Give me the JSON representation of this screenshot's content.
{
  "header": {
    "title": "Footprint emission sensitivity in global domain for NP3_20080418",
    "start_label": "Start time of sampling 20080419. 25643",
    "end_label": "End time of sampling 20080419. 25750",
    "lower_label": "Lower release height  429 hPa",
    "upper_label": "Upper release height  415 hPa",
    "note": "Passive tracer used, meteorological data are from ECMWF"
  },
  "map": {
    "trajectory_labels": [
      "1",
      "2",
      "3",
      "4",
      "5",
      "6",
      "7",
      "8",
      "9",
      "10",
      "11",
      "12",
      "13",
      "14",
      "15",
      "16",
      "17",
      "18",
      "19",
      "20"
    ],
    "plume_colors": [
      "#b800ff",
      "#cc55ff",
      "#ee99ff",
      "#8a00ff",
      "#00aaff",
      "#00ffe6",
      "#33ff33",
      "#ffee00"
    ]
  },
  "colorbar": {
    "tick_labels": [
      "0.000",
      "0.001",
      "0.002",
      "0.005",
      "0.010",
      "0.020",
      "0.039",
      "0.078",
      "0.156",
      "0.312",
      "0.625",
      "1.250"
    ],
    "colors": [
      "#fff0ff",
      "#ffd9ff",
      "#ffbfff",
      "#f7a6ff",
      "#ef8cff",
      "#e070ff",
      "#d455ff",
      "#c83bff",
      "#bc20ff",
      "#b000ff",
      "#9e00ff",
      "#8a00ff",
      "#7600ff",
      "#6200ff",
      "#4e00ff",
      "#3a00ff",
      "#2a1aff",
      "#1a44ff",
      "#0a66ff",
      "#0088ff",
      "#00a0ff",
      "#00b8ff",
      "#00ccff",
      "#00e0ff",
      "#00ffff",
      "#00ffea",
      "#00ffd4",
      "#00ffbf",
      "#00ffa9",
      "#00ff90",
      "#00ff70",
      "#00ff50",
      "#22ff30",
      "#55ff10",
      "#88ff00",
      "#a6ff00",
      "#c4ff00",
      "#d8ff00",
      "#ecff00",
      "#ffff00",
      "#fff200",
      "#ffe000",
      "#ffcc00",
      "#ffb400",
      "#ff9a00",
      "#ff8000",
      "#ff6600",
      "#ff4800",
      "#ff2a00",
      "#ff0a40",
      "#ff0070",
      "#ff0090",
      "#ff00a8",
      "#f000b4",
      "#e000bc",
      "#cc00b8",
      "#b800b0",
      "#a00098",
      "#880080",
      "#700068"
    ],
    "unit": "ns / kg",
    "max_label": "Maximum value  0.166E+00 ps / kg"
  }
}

---

**PROBLEM STATEMENT**
In the listing, find every line containing the word "sampling" and list it.

**FINAL ANSWER**
    "start_label": "Start time of sampling 20080419. 25643",
    "end_label": "End time of sampling 20080419. 25750",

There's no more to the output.